─── Extracted data ───
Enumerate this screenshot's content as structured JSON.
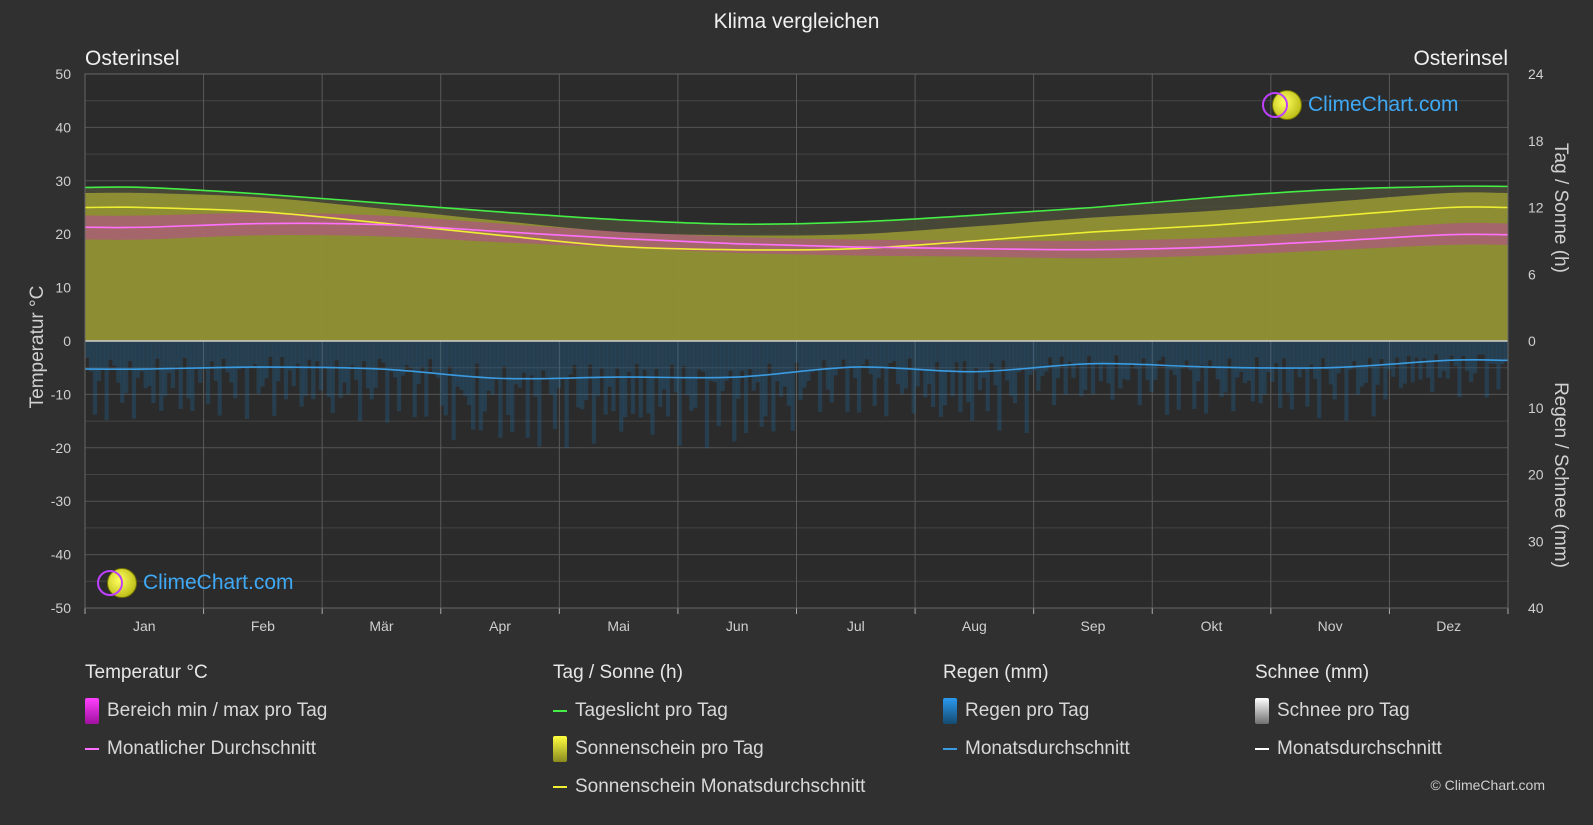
{
  "title": "Klima vergleichen",
  "location_left": "Osterinsel",
  "location_right": "Osterinsel",
  "axis_left_title": "Temperatur °C",
  "axis_right_top_title": "Tag / Sonne (h)",
  "axis_right_bottom_title": "Regen / Schnee (mm)",
  "brand": "ClimeChart.com",
  "copyright": "© ClimeChart.com",
  "colors": {
    "background": "#303030",
    "daylight": "#44ee44",
    "sunshine_fill": "#b8b830",
    "sunshine_avg": "#eeee33",
    "temp_range": "#d020d0",
    "temp_avg": "#ff70ff",
    "rain_bar": "#1e6fa8",
    "rain_avg": "#3a9be0",
    "snow_avg": "#ffffff"
  },
  "legend": {
    "temperature": {
      "header": "Temperatur °C",
      "items": [
        {
          "label": "Bereich min / max pro Tag",
          "icon": "magenta-box"
        },
        {
          "label": "Monatlicher Durchschnitt",
          "icon": "pink-line"
        }
      ]
    },
    "sun": {
      "header": "Tag / Sonne (h)",
      "items": [
        {
          "label": "Tageslicht pro Tag",
          "icon": "green-line"
        },
        {
          "label": "Sonnenschein pro Tag",
          "icon": "yellow-box"
        },
        {
          "label": "Sonnenschein Monatsdurchschnitt",
          "icon": "yellow-line"
        }
      ]
    },
    "rain": {
      "header": "Regen (mm)",
      "items": [
        {
          "label": "Regen pro Tag",
          "icon": "blue-box"
        },
        {
          "label": "Monatsdurchschnitt",
          "icon": "blue-line"
        }
      ]
    },
    "snow": {
      "header": "Schnee (mm)",
      "items": [
        {
          "label": "Schnee pro Tag",
          "icon": "white-box"
        },
        {
          "label": "Monatsdurchschnitt",
          "icon": "white-line"
        }
      ]
    }
  },
  "chart_data": {
    "type": "area",
    "title": "Klima vergleichen",
    "categories": [
      "Jan",
      "Feb",
      "Mär",
      "Apr",
      "Mai",
      "Jun",
      "Jul",
      "Aug",
      "Sep",
      "Okt",
      "Nov",
      "Dez"
    ],
    "y_left": {
      "label": "Temperatur °C",
      "ylim": [
        -50,
        50
      ],
      "ticks": [
        50,
        40,
        30,
        20,
        10,
        0,
        -10,
        -20,
        -30,
        -40,
        -50
      ]
    },
    "y_right_top": {
      "label": "Tag / Sonne (h)",
      "ylim": [
        0,
        24
      ],
      "ticks": [
        24,
        18,
        12,
        6,
        0
      ]
    },
    "y_right_bottom": {
      "label": "Regen / Schnee (mm)",
      "ylim": [
        0,
        40
      ],
      "ticks": [
        0,
        10,
        20,
        30,
        40
      ]
    },
    "grid": true,
    "series": [
      {
        "name": "Tageslicht pro Tag",
        "axis": "hours",
        "values": [
          13.8,
          13.2,
          12.4,
          11.6,
          10.9,
          10.5,
          10.7,
          11.3,
          12.0,
          12.9,
          13.6,
          13.9
        ]
      },
      {
        "name": "Sonnenschein Monatsdurchschnitt",
        "axis": "hours",
        "values": [
          12.0,
          11.6,
          10.6,
          9.5,
          8.5,
          8.2,
          8.3,
          9.0,
          9.8,
          10.4,
          11.2,
          12.0
        ]
      },
      {
        "name": "Monatlicher Durchschnitt",
        "axis": "temperature",
        "values": [
          21.3,
          22.0,
          21.8,
          20.5,
          19.2,
          18.2,
          17.6,
          17.3,
          17.1,
          17.6,
          18.7,
          19.9
        ]
      },
      {
        "name": "Regen Monatsdurchschnitt",
        "axis": "rain",
        "values": [
          4.2,
          3.9,
          4.2,
          5.6,
          5.4,
          5.4,
          3.9,
          4.6,
          3.4,
          3.9,
          4.0,
          2.9
        ]
      },
      {
        "name": "Schnee Monatsdurchschnitt",
        "axis": "rain",
        "values": [
          0,
          0,
          0,
          0,
          0,
          0,
          0,
          0,
          0,
          0,
          0,
          0
        ]
      }
    ],
    "temp_range": {
      "max": [
        23.5,
        24.0,
        23.5,
        22.0,
        20.5,
        19.5,
        19.0,
        18.8,
        18.8,
        19.3,
        20.5,
        22.0
      ],
      "min": [
        19.0,
        19.8,
        19.6,
        18.5,
        17.5,
        16.5,
        16.0,
        15.8,
        15.5,
        16.0,
        17.0,
        18.0
      ]
    }
  }
}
───
Keep the pictures out of your copy, and repeat every entry above exactly.

Task solution:
Enumerate this screenshot's content as structured JSON.
{
  "title": "Klima vergleichen",
  "location_left": "Osterinsel",
  "location_right": "Osterinsel",
  "axis_left_title": "Temperatur °C",
  "axis_right_top_title": "Tag / Sonne (h)",
  "axis_right_bottom_title": "Regen / Schnee (mm)",
  "brand": "ClimeChart.com",
  "copyright": "© ClimeChart.com",
  "colors": {
    "background": "#303030",
    "daylight": "#44ee44",
    "sunshine_fill": "#b8b830",
    "sunshine_avg": "#eeee33",
    "temp_range": "#d020d0",
    "temp_avg": "#ff70ff",
    "rain_bar": "#1e6fa8",
    "rain_avg": "#3a9be0",
    "snow_avg": "#ffffff"
  },
  "legend": {
    "temperature": {
      "header": "Temperatur °C",
      "items": [
        {
          "label": "Bereich min / max pro Tag",
          "icon": "magenta-box"
        },
        {
          "label": "Monatlicher Durchschnitt",
          "icon": "pink-line"
        }
      ]
    },
    "sun": {
      "header": "Tag / Sonne (h)",
      "items": [
        {
          "label": "Tageslicht pro Tag",
          "icon": "green-line"
        },
        {
          "label": "Sonnenschein pro Tag",
          "icon": "yellow-box"
        },
        {
          "label": "Sonnenschein Monatsdurchschnitt",
          "icon": "yellow-line"
        }
      ]
    },
    "rain": {
      "header": "Regen (mm)",
      "items": [
        {
          "label": "Regen pro Tag",
          "icon": "blue-box"
        },
        {
          "label": "Monatsdurchschnitt",
          "icon": "blue-line"
        }
      ]
    },
    "snow": {
      "header": "Schnee (mm)",
      "items": [
        {
          "label": "Schnee pro Tag",
          "icon": "white-box"
        },
        {
          "label": "Monatsdurchschnitt",
          "icon": "white-line"
        }
      ]
    }
  },
  "chart_data": {
    "type": "area",
    "title": "Klima vergleichen",
    "categories": [
      "Jan",
      "Feb",
      "Mär",
      "Apr",
      "Mai",
      "Jun",
      "Jul",
      "Aug",
      "Sep",
      "Okt",
      "Nov",
      "Dez"
    ],
    "y_left": {
      "label": "Temperatur °C",
      "ylim": [
        -50,
        50
      ],
      "ticks": [
        50,
        40,
        30,
        20,
        10,
        0,
        -10,
        -20,
        -30,
        -40,
        -50
      ]
    },
    "y_right_top": {
      "label": "Tag / Sonne (h)",
      "ylim": [
        0,
        24
      ],
      "ticks": [
        24,
        18,
        12,
        6,
        0
      ]
    },
    "y_right_bottom": {
      "label": "Regen / Schnee (mm)",
      "ylim": [
        0,
        40
      ],
      "ticks": [
        0,
        10,
        20,
        30,
        40
      ]
    },
    "grid": true,
    "series": [
      {
        "name": "Tageslicht pro Tag",
        "axis": "hours",
        "values": [
          13.8,
          13.2,
          12.4,
          11.6,
          10.9,
          10.5,
          10.7,
          11.3,
          12.0,
          12.9,
          13.6,
          13.9
        ]
      },
      {
        "name": "Sonnenschein Monatsdurchschnitt",
        "axis": "hours",
        "values": [
          12.0,
          11.6,
          10.6,
          9.5,
          8.5,
          8.2,
          8.3,
          9.0,
          9.8,
          10.4,
          11.2,
          12.0
        ]
      },
      {
        "name": "Monatlicher Durchschnitt",
        "axis": "temperature",
        "values": [
          21.3,
          22.0,
          21.8,
          20.5,
          19.2,
          18.2,
          17.6,
          17.3,
          17.1,
          17.6,
          18.7,
          19.9
        ]
      },
      {
        "name": "Regen Monatsdurchschnitt",
        "axis": "rain",
        "values": [
          4.2,
          3.9,
          4.2,
          5.6,
          5.4,
          5.4,
          3.9,
          4.6,
          3.4,
          3.9,
          4.0,
          2.9
        ]
      },
      {
        "name": "Schnee Monatsdurchschnitt",
        "axis": "rain",
        "values": [
          0,
          0,
          0,
          0,
          0,
          0,
          0,
          0,
          0,
          0,
          0,
          0
        ]
      }
    ],
    "temp_range": {
      "max": [
        23.5,
        24.0,
        23.5,
        22.0,
        20.5,
        19.5,
        19.0,
        18.8,
        18.8,
        19.3,
        20.5,
        22.0
      ],
      "min": [
        19.0,
        19.8,
        19.6,
        18.5,
        17.5,
        16.5,
        16.0,
        15.8,
        15.5,
        16.0,
        17.0,
        18.0
      ]
    }
  }
}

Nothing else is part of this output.